[BEGIN Material]

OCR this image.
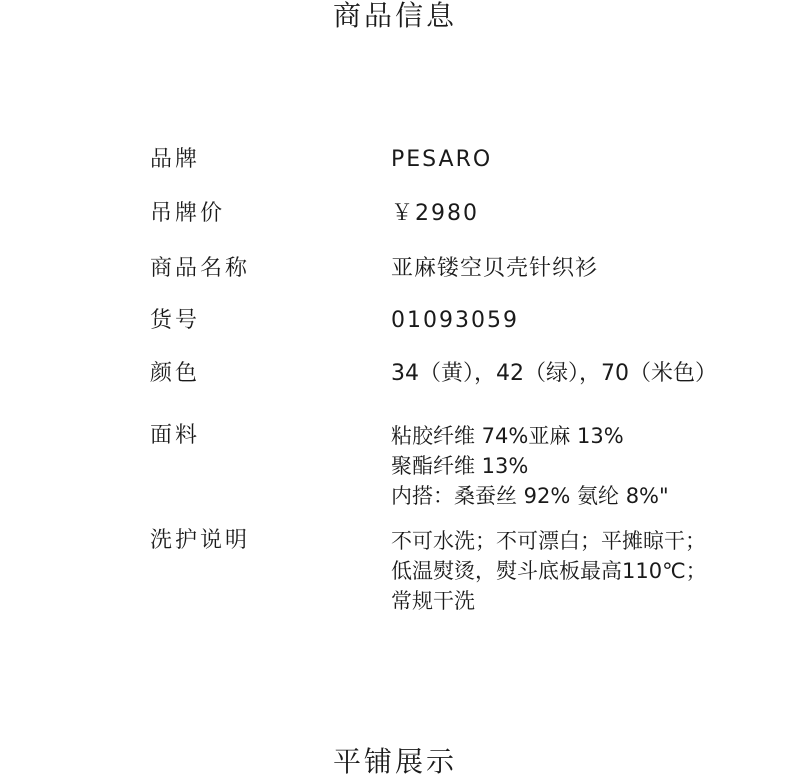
商品信息
品牌	PESARO
吊牌价	￥2980
商品名称	亚麻镂空贝壳针织衫
货号	01093059
颜色	34（黄），42（绿），70（米色）
面料	粘胶纤维 74%亚麻 13%
聚酯纤维 13%
内搭：桑蚕丝 92% 氨纶 8%"
洗护说明	不可水洗；不可漂白；平摊晾干；
低温熨烫，熨斗底板最高110℃；
常规干洗
平铺展示
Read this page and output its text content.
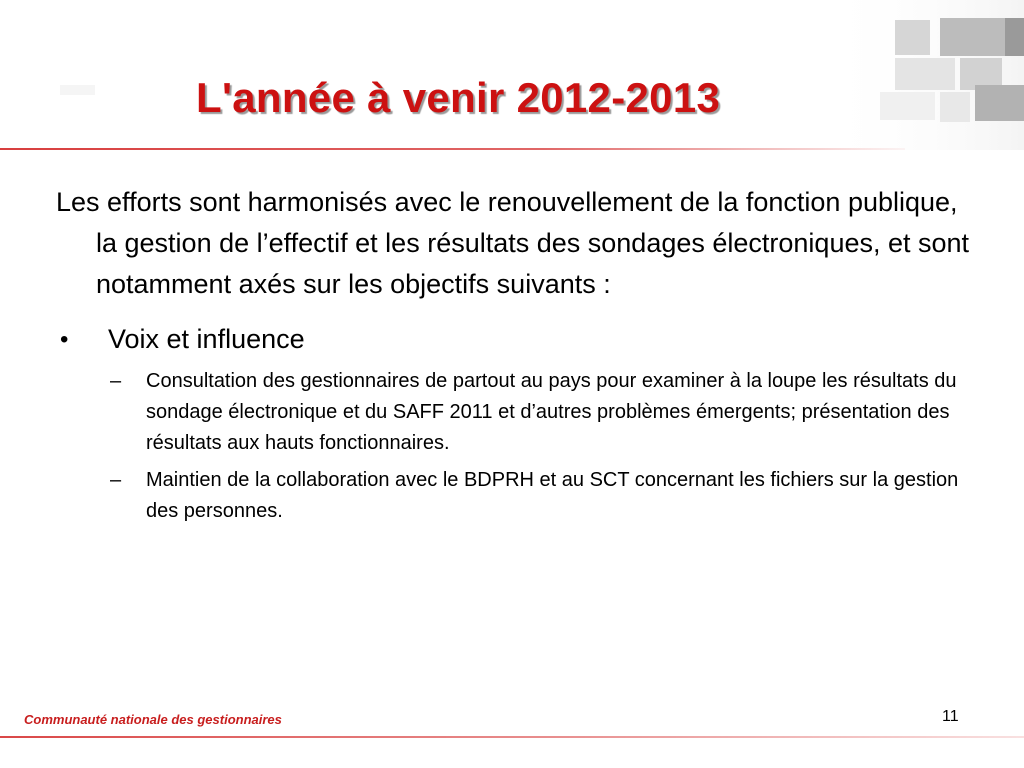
L'année à venir 2012-2013

Les efforts sont harmonisés avec le renouvellement de la fonction publique, la gestion de l’effectif et les résultats des sondages électroniques, et sont notamment axés sur les objectifs suivants :

•	Voix et influence
–	Consultation des gestionnaires de partout au pays pour examiner à la loupe les résultats du sondage électronique et du SAFF 2011 et d’autres problèmes émergents; présentation des résultats aux hauts fonctionnaires.
–	Maintien de la collaboration avec le BDPRH et au SCT concernant les fichiers sur la gestion des personnes.
Communauté nationale des gestionnaires	11
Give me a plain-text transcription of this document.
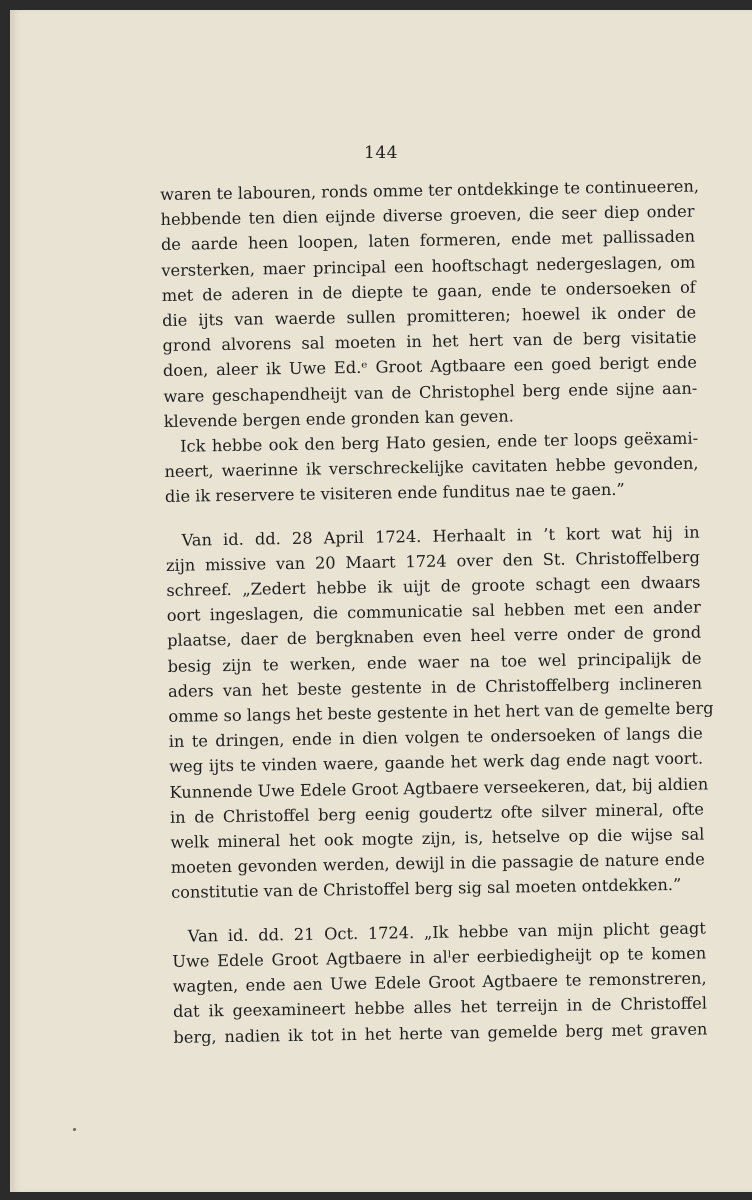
144

waren te labouren, ronds omme ter ontdekkinge te continueeren,
hebbende ten dien eijnde diverse groeven, die seer diep onder
de aarde heen loopen, laten formeren, ende met pallissaden
versterken, maer principal een hooftschagt nedergeslagen, om
met de aderen in de diepte te gaan, ende te ondersoeken of
die ijts van waerde sullen promitteren; hoewel ik onder de
grond alvorens sal moeten in het hert van de berg visitatie
doen, aleer ik Uwe Ed.ᵉ Groot Agtbaare een goed berigt ende
ware geschapendheijt van de Christophel berg ende sijne aan-
klevende bergen ende gronden kan geven.

Ick hebbe ook den berg Hato gesien, ende ter loops geëxami-
neert, waerinne ik verschreckelijke cavitaten hebbe gevonden,
die ik reservere te visiteren ende funditus nae te gaen.”

Van id. dd. 28 April 1724. Herhaalt in ’t kort wat hij in
zijn missive van 20 Maart 1724 over den St. Christoffelberg
schreef. „Zedert hebbe ik uijt de groote schagt een dwaars
oort ingeslagen, die communicatie sal hebben met een ander
plaatse, daer de bergknaben even heel verre onder de grond
besig zijn te werken, ende waer na toe wel principalijk de
aders van het beste gestente in de Christoffelberg inclineren
omme so langs het beste gestente in het hert van de gemelte berg
in te dringen, ende in dien volgen te ondersoeken of langs die
weg ijts te vinden waere, gaande het werk dag ende nagt voort.
Kunnende Uwe Edele Groot Agtbaere verseekeren, dat, bij aldien
in de Christoffel berg eenig goudertz ofte silver mineral, ofte
welk mineral het ook mogte zijn, is, hetselve op die wijse sal
moeten gevonden werden, dewijl in die passagie de nature ende
constitutie van de Christoffel berg sig sal moeten ontdekken.”

Van id. dd. 21 Oct. 1724. „Ik hebbe van mijn plicht geagt
Uwe Edele Groot Agtbaere in alˡer eerbiedigheijt op te komen
wagten, ende aen Uwe Edele Groot Agtbaere te remonstreren,
dat ik geexamineert hebbe alles het terreijn in de Christoffel
berg, nadien ik tot in het herte van gemelde berg met graven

[END Material]

-- Task directions --
Return the full material word for word. Do not include the pictures.

-- Output of the task --
OCR this image.
商品信息
品牌	PESARO
吊牌价	￥2980
商品名称	亚麻镂空贝壳针织衫
货号	01093059
颜色	34（黄），42（绿），70（米色）
面料	粘胶纤维 74%亚麻 13%
聚酯纤维 13%
内搭：桑蚕丝 92% 氨纶 8%"
洗护说明	不可水洗；不可漂白；平摊晾干；
低温熨烫，熨斗底板最高110℃；
常规干洗
平铺展示
Read this page and output its text content.
L'année à venir 2012-2013

Les efforts sont harmonisés avec le renouvellement de la fonction publique, la gestion de l’effectif et les résultats des sondages électroniques, et sont notamment axés sur les objectifs suivants :

•	Voix et influence
–	Consultation des gestionnaires de partout au pays pour examiner à la loupe les résultats du sondage électronique et du SAFF 2011 et d’autres problèmes émergents; présentation des résultats aux hauts fonctionnaires.
–	Maintien de la collaboration avec le BDPRH et au SCT concernant les fichiers sur la gestion des personnes.
Communauté nationale des gestionnaires	11
Give me a plain-text transcription of this document.
144

waren te labouren, ronds omme ter ontdekkinge te continueeren,
hebbende ten dien eijnde diverse groeven, die seer diep onder
de aarde heen loopen, laten formeren, ende met pallissaden
versterken, maer principal een hooftschagt nedergeslagen, om
met de aderen in de diepte te gaan, ende te ondersoeken of
die ijts van waerde sullen promitteren; hoewel ik onder de
grond alvorens sal moeten in het hert van de berg visitatie
doen, aleer ik Uwe Ed.ᵉ Groot Agtbaare een goed berigt ende
ware geschapendheijt van de Christophel berg ende sijne aan-
klevende bergen ende gronden kan geven.

Ick hebbe ook den berg Hato gesien, ende ter loops geëxami-
neert, waerinne ik verschreckelijke cavitaten hebbe gevonden,
die ik reservere te visiteren ende funditus nae te gaen.”

Van id. dd. 28 April 1724. Herhaalt in ’t kort wat hij in
zijn missive van 20 Maart 1724 over den St. Christoffelberg
schreef. „Zedert hebbe ik uijt de groote schagt een dwaars
oort ingeslagen, die communicatie sal hebben met een ander
plaatse, daer de bergknaben even heel verre onder de grond
besig zijn te werken, ende waer na toe wel principalijk de
aders van het beste gestente in de Christoffelberg inclineren
omme so langs het beste gestente in het hert van de gemelte berg
in te dringen, ende in dien volgen te ondersoeken of langs die
weg ijts te vinden waere, gaande het werk dag ende nagt voort.
Kunnende Uwe Edele Groot Agtbaere verseekeren, dat, bij aldien
in de Christoffel berg eenig goudertz ofte silver mineral, ofte
welk mineral het ook mogte zijn, is, hetselve op die wijse sal
moeten gevonden werden, dewijl in die passagie de nature ende
constitutie van de Christoffel berg sig sal moeten ontdekken.”

Van id. dd. 21 Oct. 1724. „Ik hebbe van mijn plicht geagt
Uwe Edele Groot Agtbaere in alˡer eerbiedigheijt op te komen
wagten, ende aen Uwe Edele Groot Agtbaere te remonstreren,
dat ik geexamineert hebbe alles het terreijn in de Christoffel
berg, nadien ik tot in het herte van gemelde berg met graven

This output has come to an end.